» Exercise instructions
Write out word for word the stretch of the article on boring stocks from "But, you know, there" through "them a chance.".

» Passage for review
Let's face it -- we generally prefer exciting to nonexciting. We watch Die Hard 17 instead of The Secret Life of Fungi. We dream of vacations in Hawaii instead of North Dakota. When looking for investments for our portfolios, we gravitate toward companies that are on a tear, ones with exciting stories and prospects, instead of firms that have been quietly and profitably cranking out widgets for 77 years.

But, you know, there are some fascinating aspects of fungi. (Single-celled slime molds, for example, have been known to work their way through a maze in order to reach food at the end.) And North Dakota features a lot of breathtaking scenery, including farmland and wilderness. In that vein, seemingly boring stocks can actually take your breath away, if you give them a chance.

Heart-pounding investments
But let's get back to those exciting investments for a second. I know all about them. I invested in Intuitive Surgical in 2006, and watched it quickly triple in value in just over a year, going from around $100 to more than $300. It's a very exciting company, and I still have great hopes for it, but alas, it dropped to below $100 recently before recovering to the mid-$150s. It's not for the faint of heart.

Similarly, I watched a $3,000 investment turn into more than $200,000 some years ago, following a recommendation by Fool co-founders David and Tom Gardner. That stock, too, ultimately retreated considerably, and those who weren't on the ball lost a lot of ground.

Powerful tortoises
Meanwhile, if you tear your attention away from the flash and sizzle of hot stocks, you'll find that there are lots of less-exciting companies quietly churning out profits year after year, and making people rich in the process. (And our current economic environment presents the best kind of opportunity to invest in them.)

Think about Warren Buffett, for example. His Berkshire Hathaway has handily outperformed most stocks over decades. How has he done it? Not with companies like Intuitive Surgical, but largely with insurance, and with a portfolio of stock in companies such as banks, newspapers, railroads, and consumer products makers -- Coca-Cola, for example, and Union Pacific.

I'm as guilty as the next investor of thinking that I'll get the biggest bang for my portfolio from exciting stocks with stories of possible great growth right around the corner. But if you look over lists of companies that have performed spectacularly over the past decade (and decades), they sport a whole lot of seemingly boring enterprises. Here are some I dug up when looking for outstanding long-term performers:



10-Year Average Annual Return

Express Scripts (NASDAQ:ESRX)

» Source material
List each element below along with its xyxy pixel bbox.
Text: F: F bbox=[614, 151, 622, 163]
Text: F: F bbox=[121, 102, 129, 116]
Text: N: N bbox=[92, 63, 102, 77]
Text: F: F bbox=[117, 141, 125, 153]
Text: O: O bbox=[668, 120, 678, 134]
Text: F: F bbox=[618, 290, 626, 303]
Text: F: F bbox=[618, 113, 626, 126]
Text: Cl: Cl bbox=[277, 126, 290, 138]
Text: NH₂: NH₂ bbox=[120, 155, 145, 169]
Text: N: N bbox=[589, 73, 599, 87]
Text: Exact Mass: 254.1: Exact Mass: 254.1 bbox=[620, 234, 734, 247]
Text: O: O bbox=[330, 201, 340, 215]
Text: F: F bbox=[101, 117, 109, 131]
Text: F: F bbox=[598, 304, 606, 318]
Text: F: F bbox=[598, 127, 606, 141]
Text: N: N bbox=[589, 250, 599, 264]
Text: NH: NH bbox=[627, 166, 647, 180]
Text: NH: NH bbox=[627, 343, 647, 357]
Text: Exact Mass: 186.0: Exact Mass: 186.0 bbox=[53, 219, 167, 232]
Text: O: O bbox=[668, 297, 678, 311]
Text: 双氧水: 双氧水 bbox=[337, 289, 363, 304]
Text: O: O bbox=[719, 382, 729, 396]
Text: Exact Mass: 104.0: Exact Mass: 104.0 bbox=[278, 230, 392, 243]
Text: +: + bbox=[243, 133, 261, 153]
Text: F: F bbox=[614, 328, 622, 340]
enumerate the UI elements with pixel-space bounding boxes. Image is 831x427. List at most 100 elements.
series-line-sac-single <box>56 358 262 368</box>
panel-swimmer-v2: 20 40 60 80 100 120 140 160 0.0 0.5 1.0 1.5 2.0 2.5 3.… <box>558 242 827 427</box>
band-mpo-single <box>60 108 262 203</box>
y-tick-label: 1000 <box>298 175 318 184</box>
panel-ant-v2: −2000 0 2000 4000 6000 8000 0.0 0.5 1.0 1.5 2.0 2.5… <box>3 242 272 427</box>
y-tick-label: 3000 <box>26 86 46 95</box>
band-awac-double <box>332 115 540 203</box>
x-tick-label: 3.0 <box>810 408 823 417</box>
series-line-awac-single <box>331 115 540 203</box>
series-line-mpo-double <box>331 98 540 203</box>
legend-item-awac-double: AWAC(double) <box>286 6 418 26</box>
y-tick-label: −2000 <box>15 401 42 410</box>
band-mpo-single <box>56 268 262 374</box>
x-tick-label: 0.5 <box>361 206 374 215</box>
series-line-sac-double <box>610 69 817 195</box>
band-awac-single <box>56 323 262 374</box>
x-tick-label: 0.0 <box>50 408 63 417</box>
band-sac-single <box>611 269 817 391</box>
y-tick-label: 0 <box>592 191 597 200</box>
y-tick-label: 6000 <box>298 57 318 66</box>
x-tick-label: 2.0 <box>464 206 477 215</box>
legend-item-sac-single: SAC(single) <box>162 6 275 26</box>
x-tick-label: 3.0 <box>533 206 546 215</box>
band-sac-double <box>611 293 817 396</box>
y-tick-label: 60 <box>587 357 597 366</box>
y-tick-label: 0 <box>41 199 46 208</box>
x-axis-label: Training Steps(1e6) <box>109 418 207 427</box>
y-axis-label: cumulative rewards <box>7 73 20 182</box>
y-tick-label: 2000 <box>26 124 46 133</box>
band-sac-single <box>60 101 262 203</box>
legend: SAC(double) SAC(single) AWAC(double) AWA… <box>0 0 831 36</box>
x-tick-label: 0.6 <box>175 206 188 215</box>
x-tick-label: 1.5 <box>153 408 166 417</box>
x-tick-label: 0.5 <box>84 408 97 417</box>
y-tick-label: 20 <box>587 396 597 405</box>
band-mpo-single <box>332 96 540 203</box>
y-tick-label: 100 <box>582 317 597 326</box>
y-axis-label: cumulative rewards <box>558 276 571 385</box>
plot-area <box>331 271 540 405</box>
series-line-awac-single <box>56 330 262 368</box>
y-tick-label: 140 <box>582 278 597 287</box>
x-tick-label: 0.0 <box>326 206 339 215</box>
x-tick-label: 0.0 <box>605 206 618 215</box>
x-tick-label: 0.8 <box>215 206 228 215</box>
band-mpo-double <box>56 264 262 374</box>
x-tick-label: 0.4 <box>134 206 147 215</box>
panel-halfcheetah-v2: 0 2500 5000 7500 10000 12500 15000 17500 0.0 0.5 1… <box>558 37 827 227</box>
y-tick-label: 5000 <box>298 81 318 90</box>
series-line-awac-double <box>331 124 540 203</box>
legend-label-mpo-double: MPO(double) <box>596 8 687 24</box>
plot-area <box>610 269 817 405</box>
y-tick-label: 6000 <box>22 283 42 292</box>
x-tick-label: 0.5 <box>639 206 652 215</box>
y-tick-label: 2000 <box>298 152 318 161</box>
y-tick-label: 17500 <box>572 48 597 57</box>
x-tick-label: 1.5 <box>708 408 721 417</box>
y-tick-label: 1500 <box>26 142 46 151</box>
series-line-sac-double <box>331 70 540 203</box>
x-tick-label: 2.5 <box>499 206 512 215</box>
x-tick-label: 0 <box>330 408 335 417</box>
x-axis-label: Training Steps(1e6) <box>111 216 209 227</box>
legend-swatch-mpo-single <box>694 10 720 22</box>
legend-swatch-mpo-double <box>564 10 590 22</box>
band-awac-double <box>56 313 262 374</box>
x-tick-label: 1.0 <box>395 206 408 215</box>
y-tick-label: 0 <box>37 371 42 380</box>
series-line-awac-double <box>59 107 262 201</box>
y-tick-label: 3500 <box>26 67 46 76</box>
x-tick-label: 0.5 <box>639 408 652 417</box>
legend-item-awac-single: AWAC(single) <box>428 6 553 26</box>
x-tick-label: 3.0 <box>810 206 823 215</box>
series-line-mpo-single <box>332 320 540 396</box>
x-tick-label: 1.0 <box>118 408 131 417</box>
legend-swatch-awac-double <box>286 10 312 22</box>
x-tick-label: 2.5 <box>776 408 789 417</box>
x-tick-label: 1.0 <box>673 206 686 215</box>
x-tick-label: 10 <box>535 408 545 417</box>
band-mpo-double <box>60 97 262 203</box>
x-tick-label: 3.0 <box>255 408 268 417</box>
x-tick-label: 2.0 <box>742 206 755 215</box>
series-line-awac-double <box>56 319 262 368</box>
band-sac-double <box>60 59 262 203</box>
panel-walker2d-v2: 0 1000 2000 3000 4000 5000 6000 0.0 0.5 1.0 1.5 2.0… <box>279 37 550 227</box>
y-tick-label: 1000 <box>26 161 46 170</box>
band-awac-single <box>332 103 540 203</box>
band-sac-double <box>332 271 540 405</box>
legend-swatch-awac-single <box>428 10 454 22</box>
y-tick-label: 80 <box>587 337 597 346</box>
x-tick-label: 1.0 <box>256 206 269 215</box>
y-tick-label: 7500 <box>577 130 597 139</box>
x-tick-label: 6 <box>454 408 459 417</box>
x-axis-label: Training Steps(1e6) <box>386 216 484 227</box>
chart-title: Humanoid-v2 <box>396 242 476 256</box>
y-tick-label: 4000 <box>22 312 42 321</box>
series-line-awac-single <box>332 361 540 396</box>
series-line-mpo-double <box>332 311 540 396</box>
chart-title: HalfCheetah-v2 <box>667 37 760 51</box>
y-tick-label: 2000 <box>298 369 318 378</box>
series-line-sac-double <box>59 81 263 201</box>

» Written answer
But, you know, there are some fascinating aspects of fungi. (Single-celled slime molds, for example, have been known to work their way through a maze in order to reach food at the end.) And North Dakota features a lot of breathtaking scenery, including farmland and wilderness. In that vein, seemingly boring stocks can actually take your breath away, if you give them a chance.